■ Problem details:
Could you render the lines below as a JSON list of strings, one string per line with blank lines left out, starting with the line containing "film-reel-icon bbox=[491, 168, 511, 188]" and going on through the line containing "toolbar-divider bbox=[858, 52, 859, 68]"?

=== Task material ===

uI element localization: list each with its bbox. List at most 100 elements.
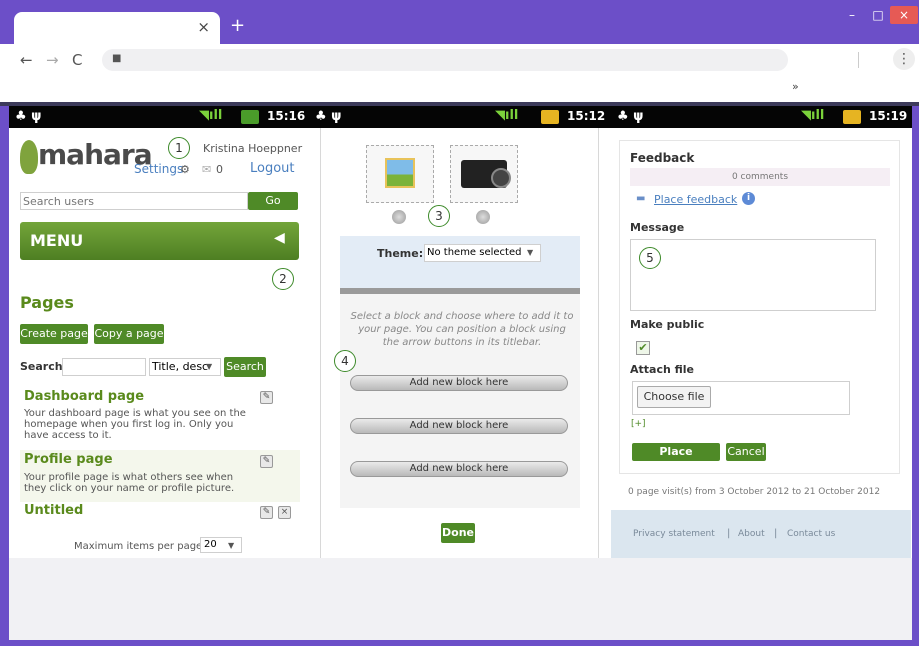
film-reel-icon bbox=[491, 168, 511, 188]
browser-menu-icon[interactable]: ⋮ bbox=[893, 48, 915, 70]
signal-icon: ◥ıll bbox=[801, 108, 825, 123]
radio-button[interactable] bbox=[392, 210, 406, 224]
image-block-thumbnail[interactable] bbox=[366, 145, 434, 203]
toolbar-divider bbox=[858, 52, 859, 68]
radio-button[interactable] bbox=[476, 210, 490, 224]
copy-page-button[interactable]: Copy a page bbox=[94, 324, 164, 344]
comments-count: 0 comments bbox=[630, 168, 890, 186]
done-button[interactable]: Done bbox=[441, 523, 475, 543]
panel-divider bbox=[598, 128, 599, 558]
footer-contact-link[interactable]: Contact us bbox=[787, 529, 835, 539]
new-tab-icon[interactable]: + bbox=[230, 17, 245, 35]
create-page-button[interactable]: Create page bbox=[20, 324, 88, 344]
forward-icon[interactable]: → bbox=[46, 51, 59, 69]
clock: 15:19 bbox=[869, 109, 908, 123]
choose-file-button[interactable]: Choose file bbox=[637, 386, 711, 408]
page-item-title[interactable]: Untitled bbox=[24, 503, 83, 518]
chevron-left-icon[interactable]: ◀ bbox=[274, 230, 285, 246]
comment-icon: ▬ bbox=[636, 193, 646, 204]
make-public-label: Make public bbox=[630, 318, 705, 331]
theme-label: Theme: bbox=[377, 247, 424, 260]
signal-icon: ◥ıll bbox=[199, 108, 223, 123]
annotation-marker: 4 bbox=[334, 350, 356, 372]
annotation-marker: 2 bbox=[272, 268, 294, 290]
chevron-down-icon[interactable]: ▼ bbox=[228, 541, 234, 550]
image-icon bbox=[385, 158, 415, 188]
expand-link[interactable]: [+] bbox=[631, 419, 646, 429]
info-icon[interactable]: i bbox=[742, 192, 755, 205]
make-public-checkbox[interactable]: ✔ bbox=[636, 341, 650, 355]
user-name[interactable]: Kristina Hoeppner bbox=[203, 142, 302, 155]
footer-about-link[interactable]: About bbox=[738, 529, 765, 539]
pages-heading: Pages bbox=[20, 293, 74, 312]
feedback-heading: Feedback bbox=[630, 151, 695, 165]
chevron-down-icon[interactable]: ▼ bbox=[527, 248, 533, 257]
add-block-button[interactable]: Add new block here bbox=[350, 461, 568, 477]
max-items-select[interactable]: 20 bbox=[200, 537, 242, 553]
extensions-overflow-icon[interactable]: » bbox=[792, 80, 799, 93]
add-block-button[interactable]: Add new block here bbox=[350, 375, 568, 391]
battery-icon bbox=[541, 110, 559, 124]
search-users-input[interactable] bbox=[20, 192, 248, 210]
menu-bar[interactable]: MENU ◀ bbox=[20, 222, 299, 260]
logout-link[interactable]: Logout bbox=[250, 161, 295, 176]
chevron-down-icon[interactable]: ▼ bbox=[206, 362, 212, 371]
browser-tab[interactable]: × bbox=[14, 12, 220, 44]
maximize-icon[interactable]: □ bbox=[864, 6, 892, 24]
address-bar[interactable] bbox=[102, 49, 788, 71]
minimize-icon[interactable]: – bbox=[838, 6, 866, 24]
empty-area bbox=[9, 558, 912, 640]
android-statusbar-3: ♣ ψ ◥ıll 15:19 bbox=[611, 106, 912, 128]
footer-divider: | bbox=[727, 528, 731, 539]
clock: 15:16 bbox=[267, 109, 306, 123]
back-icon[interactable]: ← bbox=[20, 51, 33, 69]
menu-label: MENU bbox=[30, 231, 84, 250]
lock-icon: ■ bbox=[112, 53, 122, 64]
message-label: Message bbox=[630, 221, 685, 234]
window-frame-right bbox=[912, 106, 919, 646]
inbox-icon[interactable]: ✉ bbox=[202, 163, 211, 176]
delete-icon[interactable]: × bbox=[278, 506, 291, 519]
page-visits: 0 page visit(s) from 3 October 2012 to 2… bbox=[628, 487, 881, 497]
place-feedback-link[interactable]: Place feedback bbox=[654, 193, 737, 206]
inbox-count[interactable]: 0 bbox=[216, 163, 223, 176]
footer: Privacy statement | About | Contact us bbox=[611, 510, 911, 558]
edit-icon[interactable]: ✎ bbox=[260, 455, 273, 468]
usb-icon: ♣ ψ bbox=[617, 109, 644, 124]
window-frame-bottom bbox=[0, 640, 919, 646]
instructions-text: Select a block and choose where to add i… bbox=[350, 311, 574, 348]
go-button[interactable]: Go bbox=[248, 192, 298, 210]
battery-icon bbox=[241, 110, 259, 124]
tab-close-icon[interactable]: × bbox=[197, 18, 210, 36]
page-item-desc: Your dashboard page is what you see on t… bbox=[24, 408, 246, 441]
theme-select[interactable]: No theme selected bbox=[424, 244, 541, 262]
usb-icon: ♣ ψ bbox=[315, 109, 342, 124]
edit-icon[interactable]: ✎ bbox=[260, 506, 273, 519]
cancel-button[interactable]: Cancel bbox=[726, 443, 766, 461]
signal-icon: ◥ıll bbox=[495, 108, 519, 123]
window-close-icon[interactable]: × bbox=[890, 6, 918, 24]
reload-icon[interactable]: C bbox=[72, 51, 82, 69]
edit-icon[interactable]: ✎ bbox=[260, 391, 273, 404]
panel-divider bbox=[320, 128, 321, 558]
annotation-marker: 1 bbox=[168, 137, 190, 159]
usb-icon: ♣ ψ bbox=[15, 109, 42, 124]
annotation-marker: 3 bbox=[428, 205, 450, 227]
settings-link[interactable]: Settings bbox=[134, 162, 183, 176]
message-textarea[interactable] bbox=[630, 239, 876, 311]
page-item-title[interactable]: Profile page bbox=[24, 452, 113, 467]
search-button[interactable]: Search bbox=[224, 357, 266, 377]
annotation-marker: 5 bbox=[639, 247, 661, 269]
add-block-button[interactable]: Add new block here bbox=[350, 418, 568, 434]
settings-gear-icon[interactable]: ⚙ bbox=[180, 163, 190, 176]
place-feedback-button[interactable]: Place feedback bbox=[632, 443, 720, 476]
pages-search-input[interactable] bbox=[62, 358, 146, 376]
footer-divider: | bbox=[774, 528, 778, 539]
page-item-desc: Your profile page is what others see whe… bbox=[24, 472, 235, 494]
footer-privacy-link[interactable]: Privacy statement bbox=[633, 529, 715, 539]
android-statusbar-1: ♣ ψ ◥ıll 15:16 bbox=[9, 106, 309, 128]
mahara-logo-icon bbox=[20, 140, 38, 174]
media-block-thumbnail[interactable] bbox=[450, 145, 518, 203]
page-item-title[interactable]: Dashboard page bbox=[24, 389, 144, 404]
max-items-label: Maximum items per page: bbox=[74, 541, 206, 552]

===
=== Task material ===

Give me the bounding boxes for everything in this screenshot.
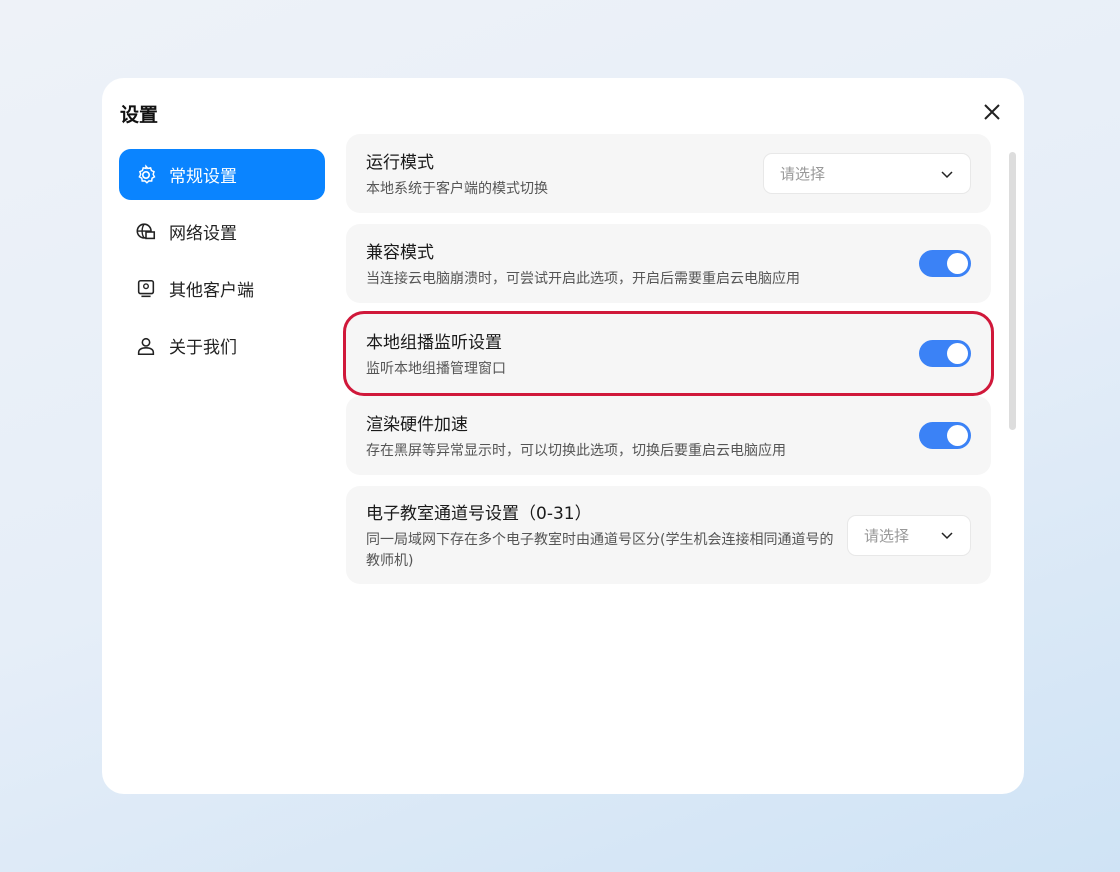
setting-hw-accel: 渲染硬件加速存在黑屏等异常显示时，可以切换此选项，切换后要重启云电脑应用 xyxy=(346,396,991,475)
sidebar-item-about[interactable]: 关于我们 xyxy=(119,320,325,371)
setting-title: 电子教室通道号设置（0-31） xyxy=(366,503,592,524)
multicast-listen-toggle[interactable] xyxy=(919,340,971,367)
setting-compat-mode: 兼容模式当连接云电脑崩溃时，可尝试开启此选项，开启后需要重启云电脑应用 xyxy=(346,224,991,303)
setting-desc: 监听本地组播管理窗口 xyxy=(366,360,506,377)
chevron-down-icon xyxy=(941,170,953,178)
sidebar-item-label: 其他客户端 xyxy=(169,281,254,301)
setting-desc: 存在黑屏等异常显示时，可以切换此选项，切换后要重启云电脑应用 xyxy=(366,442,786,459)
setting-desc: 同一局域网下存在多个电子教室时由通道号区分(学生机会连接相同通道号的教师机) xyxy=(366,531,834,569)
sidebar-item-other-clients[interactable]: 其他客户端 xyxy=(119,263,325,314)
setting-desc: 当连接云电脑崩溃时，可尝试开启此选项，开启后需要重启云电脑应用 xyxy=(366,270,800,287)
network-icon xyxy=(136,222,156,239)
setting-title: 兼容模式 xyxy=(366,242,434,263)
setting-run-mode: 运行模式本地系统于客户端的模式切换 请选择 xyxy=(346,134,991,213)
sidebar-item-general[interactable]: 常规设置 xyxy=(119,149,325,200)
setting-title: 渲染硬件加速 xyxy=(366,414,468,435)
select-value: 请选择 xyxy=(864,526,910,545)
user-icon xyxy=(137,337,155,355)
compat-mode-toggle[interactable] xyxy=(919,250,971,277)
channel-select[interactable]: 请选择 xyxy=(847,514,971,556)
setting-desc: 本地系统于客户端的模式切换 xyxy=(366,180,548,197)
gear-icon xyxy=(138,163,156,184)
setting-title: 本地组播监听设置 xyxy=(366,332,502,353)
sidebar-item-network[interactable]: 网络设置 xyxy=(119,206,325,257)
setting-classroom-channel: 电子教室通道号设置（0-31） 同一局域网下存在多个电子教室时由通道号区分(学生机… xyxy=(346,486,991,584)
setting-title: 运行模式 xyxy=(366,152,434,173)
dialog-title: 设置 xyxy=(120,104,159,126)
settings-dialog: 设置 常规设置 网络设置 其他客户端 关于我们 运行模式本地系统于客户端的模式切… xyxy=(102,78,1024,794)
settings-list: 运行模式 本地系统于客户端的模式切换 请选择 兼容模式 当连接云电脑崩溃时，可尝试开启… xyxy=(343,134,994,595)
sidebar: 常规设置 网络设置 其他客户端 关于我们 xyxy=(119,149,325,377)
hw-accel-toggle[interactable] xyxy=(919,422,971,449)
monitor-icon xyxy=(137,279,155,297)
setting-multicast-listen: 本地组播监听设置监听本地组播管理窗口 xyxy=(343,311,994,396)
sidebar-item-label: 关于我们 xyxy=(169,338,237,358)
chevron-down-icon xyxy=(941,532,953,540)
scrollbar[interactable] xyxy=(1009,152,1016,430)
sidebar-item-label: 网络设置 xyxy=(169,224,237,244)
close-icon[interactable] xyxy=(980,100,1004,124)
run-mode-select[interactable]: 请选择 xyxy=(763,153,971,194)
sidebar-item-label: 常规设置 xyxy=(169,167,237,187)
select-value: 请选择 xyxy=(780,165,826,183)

===

■ Final result:
[
  "film-reel-icon bbox=[491, 168, 511, 188]",
  "browser-menu-icon[interactable]: ⋮ bbox=[893, 48, 915, 70]",
  "signal-icon: ◥ıll bbox=[801, 108, 825, 123]",
  "radio-button[interactable] bbox=[392, 210, 406, 224]",
  "image-block-thumbnail[interactable] bbox=[366, 145, 434, 203]",
  "toolbar-divider bbox=[858, 52, 859, 68]"
]